What this task involves ->
From the listing below, pull each line that includes "JSON".

[Some records]
begin

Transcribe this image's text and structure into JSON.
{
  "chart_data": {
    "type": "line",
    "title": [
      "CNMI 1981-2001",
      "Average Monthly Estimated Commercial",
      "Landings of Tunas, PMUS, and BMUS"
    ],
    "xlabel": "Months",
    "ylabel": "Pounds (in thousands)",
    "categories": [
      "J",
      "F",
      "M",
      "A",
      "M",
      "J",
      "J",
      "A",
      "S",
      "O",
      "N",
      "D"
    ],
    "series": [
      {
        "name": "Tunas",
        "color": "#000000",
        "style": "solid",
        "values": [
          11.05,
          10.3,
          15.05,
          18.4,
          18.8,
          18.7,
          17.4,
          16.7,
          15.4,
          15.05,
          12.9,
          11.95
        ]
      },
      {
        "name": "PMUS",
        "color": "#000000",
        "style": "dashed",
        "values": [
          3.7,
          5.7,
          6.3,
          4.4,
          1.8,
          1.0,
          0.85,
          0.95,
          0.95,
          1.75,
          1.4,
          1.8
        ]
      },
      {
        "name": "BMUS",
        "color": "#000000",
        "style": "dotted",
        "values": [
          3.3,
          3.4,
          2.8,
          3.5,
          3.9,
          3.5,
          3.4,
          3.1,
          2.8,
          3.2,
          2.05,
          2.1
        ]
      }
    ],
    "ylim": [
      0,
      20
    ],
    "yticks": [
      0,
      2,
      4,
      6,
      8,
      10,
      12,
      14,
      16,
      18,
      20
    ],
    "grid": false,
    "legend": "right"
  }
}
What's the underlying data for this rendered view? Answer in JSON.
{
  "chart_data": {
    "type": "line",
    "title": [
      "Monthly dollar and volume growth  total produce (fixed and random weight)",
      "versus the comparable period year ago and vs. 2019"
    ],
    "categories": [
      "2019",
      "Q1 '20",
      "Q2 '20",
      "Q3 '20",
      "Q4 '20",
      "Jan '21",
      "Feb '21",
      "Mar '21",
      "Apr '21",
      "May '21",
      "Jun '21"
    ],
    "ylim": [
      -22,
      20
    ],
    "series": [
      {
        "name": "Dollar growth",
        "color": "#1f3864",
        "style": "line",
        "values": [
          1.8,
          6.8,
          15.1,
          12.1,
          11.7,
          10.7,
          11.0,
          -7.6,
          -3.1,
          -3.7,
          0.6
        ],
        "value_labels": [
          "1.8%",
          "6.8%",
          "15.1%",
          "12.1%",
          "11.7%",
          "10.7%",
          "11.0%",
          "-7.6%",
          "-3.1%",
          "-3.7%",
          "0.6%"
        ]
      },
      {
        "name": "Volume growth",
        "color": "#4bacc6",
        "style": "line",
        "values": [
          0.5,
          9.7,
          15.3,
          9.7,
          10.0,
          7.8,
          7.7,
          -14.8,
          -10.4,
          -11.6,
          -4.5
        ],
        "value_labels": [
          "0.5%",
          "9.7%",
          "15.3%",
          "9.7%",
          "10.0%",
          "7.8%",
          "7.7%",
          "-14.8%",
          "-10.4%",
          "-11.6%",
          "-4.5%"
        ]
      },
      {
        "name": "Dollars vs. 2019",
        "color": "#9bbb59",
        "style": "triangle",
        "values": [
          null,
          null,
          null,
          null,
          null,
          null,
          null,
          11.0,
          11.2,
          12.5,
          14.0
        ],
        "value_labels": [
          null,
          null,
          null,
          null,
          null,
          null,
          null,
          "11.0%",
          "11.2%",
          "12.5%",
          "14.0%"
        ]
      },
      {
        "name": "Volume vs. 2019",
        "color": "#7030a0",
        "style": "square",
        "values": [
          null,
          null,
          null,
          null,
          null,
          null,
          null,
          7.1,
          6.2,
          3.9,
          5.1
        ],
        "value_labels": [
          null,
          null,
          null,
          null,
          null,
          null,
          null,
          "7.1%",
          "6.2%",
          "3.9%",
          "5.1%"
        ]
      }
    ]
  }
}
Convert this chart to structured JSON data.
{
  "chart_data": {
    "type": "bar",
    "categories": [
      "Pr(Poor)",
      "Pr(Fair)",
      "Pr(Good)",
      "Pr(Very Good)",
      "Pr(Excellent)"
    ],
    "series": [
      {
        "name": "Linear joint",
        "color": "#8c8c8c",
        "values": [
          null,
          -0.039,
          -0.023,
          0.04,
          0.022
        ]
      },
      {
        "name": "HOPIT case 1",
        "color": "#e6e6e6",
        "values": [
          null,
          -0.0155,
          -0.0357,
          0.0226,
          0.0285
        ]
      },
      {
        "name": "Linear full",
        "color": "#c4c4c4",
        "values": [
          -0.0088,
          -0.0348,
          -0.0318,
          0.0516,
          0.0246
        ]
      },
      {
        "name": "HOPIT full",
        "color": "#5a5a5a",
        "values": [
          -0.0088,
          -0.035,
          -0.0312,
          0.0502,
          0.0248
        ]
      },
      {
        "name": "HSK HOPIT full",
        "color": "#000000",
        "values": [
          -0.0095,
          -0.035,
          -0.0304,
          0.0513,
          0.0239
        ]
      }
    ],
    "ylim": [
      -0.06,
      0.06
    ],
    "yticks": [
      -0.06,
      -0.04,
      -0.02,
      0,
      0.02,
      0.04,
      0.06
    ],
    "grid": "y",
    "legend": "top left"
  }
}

end

Finished exercise ->
Transcribe this image's text and structure into JSON.
What's the underlying data for this rendered view? Answer in JSON.
Convert this chart to structured JSON data.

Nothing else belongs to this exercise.